- Short problem -
Take each line containing the word "letter" and copy it.

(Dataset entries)
## Begin
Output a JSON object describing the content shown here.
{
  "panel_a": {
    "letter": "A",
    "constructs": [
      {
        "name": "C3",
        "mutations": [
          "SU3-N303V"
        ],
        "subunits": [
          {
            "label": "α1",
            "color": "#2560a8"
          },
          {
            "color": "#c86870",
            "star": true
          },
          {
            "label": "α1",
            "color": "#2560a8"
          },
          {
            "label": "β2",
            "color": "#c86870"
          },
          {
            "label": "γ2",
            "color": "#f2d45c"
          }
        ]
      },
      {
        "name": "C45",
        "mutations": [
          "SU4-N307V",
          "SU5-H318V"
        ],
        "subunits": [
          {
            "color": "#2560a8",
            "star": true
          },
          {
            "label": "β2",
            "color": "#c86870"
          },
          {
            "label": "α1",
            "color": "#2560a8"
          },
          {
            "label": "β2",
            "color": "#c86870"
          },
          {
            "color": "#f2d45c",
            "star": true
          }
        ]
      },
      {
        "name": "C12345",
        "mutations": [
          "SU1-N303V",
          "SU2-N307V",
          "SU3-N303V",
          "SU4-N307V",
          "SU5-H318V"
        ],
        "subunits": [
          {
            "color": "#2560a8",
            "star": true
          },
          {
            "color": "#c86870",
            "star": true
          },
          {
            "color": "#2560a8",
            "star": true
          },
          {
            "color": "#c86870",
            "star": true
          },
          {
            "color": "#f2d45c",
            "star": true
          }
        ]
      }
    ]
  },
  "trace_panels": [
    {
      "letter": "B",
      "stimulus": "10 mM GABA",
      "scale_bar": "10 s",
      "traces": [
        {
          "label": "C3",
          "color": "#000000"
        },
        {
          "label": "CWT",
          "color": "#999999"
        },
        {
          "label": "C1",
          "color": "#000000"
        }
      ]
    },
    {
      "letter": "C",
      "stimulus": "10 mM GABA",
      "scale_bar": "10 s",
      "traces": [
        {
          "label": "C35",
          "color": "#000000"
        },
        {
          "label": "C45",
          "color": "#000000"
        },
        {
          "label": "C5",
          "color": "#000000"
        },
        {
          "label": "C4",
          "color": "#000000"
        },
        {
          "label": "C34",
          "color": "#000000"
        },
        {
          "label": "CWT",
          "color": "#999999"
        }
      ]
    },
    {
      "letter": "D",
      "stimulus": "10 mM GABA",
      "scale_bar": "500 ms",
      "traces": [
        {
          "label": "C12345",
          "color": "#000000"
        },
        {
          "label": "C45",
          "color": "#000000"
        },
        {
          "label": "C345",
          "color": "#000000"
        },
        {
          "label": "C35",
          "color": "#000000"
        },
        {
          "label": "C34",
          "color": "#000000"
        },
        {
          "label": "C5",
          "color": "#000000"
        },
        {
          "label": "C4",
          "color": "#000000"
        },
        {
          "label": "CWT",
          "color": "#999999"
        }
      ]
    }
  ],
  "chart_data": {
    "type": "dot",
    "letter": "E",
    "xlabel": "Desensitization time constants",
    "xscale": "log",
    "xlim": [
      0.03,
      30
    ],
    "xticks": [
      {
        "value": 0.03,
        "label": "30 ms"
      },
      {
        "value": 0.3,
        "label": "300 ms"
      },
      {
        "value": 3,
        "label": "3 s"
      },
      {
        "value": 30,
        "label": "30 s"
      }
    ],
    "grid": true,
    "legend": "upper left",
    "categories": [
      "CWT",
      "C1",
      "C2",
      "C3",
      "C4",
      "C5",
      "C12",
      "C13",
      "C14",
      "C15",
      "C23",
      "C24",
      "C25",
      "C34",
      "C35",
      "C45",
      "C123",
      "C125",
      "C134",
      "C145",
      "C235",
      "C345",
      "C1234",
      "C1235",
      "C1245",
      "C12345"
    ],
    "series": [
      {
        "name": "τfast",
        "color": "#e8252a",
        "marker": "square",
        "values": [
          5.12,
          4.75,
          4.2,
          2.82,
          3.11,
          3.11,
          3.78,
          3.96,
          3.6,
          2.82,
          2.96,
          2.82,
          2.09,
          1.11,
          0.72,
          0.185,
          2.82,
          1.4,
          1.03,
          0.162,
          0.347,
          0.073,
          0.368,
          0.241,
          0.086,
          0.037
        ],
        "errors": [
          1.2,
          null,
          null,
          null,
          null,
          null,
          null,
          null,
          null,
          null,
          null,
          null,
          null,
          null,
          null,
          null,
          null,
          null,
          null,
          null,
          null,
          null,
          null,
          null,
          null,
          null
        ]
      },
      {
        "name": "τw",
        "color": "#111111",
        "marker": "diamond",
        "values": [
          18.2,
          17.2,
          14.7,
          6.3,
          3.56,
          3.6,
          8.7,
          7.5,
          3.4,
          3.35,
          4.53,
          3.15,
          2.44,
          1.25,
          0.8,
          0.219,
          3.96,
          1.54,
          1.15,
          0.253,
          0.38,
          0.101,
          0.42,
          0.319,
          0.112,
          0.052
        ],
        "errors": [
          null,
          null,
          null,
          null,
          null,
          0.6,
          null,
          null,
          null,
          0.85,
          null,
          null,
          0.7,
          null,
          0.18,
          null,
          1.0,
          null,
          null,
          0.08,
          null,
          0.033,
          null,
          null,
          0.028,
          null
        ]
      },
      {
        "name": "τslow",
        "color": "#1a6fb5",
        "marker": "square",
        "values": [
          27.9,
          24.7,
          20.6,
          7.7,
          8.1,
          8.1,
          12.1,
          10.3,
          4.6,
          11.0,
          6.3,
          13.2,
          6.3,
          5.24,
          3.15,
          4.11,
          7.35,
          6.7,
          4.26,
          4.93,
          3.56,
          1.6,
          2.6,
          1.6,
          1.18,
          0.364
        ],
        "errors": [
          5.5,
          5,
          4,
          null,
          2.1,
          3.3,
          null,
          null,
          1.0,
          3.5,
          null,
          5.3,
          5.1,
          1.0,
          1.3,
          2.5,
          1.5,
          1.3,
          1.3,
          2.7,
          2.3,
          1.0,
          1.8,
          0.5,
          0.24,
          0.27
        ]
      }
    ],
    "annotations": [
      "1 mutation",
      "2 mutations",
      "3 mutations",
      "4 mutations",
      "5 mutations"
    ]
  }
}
## End
- Task result -
    "letter": "A",
      "letter": "B",
      "letter": "C",
      "letter": "D",
    "letter": "E",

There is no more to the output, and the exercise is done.